**WHAT TO WORK ON:**
Reproduce the lines in the items below, from the line with "rank-cell: 315 <box>635 542 816 576</box>" up to and including the line with "table-row <box>119 1021 816 1055</box>". Change nothing in them.

::: EXCERPTED DATA

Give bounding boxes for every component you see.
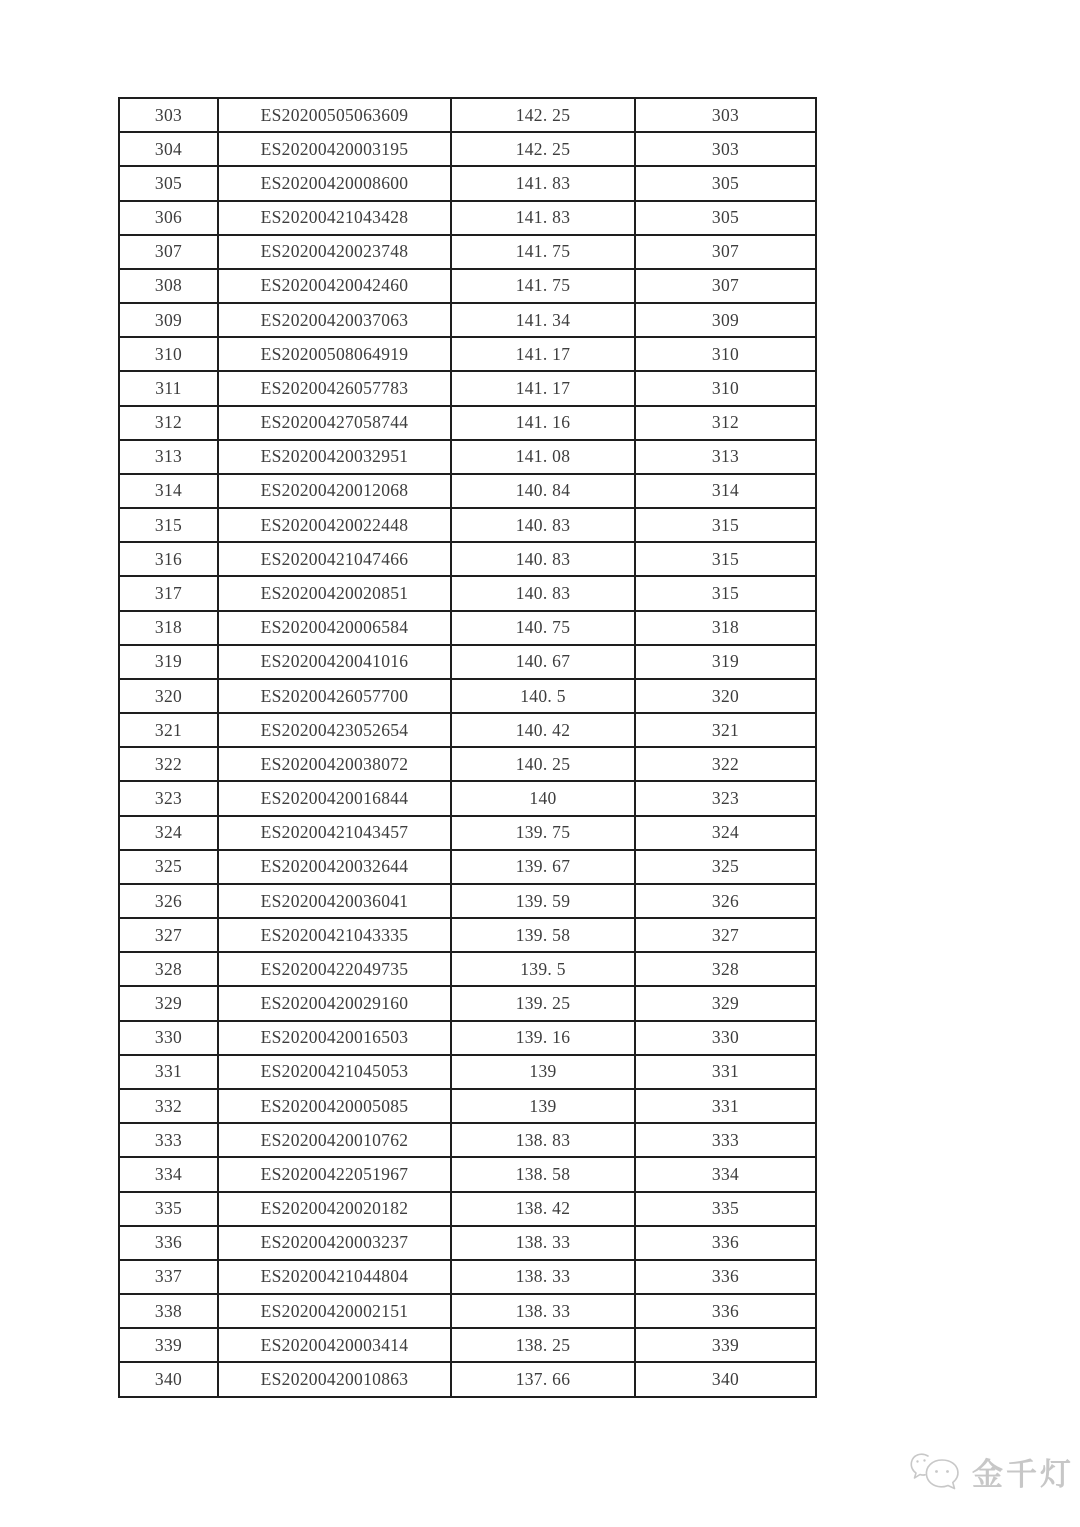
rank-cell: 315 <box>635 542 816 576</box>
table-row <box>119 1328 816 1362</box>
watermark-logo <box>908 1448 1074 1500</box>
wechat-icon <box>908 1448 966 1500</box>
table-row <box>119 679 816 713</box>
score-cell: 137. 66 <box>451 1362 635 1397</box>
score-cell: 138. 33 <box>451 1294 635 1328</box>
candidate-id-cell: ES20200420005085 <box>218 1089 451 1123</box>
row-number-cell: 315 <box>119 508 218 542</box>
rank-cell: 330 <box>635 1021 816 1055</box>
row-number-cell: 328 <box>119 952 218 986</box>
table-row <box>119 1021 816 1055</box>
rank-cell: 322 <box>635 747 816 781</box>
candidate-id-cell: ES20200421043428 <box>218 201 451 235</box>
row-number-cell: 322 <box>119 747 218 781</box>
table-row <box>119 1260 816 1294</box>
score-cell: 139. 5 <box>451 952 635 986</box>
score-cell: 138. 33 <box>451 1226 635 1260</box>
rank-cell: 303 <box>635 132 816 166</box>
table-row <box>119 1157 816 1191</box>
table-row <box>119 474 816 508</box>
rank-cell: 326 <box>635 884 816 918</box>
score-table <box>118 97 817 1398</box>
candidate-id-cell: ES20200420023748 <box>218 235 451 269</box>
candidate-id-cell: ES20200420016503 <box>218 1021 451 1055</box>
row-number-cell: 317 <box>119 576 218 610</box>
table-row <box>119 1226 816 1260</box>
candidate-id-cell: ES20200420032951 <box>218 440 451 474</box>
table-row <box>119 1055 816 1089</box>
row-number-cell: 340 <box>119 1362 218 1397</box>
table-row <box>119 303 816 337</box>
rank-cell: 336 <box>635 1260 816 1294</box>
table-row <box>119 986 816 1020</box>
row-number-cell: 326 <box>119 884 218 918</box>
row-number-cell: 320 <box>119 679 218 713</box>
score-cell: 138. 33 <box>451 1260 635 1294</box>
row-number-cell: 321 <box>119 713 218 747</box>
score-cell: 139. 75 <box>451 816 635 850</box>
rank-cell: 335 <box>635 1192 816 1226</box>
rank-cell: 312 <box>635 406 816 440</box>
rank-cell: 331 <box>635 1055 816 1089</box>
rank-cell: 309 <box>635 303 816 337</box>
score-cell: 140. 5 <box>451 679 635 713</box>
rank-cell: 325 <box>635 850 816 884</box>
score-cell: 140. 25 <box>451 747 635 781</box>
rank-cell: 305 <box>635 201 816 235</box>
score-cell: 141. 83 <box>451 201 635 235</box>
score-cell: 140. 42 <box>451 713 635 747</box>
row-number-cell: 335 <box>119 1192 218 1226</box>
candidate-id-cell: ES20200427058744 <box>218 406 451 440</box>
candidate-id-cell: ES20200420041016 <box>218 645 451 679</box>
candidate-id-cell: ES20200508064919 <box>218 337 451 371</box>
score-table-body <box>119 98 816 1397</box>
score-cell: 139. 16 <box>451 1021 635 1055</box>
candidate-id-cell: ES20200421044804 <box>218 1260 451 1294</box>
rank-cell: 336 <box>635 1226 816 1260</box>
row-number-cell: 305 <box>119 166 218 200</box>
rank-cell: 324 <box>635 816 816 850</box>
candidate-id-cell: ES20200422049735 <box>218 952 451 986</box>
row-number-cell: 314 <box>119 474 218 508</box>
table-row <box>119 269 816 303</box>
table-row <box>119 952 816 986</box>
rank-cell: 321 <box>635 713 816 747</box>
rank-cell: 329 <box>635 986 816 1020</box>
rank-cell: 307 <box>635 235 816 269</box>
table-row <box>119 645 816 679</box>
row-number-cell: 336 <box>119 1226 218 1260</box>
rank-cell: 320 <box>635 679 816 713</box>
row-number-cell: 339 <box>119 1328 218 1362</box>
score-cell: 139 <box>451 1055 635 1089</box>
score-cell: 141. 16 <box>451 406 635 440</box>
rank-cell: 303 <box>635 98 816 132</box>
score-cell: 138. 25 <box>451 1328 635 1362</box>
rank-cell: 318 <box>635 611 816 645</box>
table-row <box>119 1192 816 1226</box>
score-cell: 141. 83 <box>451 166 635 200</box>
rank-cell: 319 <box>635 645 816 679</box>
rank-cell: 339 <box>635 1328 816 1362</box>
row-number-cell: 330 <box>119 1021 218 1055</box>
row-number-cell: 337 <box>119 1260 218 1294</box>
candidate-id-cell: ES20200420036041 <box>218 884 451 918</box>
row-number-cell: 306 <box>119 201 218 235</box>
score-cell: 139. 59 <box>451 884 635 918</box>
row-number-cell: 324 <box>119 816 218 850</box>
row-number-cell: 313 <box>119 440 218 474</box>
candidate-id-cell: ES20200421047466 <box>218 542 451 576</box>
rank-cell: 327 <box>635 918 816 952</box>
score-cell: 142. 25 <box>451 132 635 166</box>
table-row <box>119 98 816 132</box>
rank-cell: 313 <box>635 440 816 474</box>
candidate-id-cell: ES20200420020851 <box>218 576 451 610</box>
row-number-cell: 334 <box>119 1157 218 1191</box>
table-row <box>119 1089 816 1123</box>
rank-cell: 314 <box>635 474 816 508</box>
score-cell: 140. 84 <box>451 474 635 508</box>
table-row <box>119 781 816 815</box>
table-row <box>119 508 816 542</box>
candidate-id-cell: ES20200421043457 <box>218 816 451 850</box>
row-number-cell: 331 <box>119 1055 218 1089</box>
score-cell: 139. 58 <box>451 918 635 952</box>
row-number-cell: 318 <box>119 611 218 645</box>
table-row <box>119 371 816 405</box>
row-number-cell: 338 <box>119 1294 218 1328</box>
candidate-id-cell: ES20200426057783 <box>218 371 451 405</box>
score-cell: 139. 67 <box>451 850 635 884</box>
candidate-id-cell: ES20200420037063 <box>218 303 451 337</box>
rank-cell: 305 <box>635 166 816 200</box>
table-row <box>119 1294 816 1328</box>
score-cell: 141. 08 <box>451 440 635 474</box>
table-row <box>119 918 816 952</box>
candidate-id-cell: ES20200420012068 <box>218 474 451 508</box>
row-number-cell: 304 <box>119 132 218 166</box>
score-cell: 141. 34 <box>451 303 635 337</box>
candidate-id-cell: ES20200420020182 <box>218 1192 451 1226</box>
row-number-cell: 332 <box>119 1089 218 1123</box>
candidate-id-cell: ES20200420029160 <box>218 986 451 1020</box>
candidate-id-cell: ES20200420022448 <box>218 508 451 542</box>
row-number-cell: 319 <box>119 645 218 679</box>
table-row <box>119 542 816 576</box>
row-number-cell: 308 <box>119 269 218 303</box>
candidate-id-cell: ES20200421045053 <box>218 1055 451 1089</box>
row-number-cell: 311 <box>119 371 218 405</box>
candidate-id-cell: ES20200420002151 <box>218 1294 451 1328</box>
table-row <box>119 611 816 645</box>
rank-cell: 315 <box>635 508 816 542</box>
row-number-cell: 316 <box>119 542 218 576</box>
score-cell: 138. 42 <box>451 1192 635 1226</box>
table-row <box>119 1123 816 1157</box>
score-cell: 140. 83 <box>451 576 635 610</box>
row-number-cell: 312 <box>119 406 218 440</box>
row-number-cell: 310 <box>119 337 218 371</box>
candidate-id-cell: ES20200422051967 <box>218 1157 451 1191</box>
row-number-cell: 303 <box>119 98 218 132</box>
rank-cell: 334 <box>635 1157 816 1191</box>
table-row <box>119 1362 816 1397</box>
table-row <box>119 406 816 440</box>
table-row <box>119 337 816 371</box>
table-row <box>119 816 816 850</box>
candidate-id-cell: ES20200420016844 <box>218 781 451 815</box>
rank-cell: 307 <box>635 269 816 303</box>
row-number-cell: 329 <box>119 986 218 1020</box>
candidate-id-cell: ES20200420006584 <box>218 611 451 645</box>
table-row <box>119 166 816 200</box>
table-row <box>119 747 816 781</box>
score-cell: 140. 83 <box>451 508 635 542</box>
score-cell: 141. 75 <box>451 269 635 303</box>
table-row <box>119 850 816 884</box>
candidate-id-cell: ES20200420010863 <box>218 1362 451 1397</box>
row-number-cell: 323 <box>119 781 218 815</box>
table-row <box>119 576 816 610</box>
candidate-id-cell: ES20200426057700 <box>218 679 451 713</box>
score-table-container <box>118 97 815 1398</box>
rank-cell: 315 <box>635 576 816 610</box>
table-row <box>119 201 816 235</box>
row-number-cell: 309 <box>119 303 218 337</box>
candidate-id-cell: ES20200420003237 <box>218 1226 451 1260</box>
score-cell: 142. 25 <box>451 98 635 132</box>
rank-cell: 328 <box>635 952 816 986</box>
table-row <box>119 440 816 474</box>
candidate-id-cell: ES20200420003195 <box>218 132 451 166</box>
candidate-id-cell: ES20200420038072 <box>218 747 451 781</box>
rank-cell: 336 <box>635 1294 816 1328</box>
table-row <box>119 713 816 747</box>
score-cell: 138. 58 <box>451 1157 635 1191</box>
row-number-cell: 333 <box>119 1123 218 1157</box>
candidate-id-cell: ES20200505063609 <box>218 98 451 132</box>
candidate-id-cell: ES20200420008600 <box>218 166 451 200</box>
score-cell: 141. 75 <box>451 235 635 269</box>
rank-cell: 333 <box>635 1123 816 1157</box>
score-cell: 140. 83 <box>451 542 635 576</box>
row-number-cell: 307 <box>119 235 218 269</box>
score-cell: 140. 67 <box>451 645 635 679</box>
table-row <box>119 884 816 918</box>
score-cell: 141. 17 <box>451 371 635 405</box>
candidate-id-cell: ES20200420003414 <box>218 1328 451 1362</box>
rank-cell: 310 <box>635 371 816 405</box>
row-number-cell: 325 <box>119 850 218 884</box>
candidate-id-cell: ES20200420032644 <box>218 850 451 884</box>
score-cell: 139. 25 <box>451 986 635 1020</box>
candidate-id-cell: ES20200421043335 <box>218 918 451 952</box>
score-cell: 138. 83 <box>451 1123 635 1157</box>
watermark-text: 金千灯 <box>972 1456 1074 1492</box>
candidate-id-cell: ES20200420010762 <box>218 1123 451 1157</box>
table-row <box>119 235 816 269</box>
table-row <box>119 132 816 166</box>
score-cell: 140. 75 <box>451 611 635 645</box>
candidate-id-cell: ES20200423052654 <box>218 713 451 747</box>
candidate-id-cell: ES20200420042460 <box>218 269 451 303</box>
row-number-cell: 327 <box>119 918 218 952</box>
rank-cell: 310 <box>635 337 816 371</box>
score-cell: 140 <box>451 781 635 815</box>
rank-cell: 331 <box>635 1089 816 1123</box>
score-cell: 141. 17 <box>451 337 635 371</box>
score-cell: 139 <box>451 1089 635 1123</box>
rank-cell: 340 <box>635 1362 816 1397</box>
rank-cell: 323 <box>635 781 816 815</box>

::::::

**TASK RESULT:**
rank-cell: 315 <box>635 542 816 576</box>
table-row <box>119 1328 816 1362</box>
watermark-logo <box>908 1448 1074 1500</box>
wechat-icon <box>908 1448 966 1500</box>
table-row <box>119 679 816 713</box>
score-cell: 137. 66 <box>451 1362 635 1397</box>
score-cell: 138. 33 <box>451 1294 635 1328</box>
candidate-id-cell: ES20200420005085 <box>218 1089 451 1123</box>
row-number-cell: 315 <box>119 508 218 542</box>
rank-cell: 330 <box>635 1021 816 1055</box>
row-number-cell: 328 <box>119 952 218 986</box>
table-row <box>119 1021 816 1055</box>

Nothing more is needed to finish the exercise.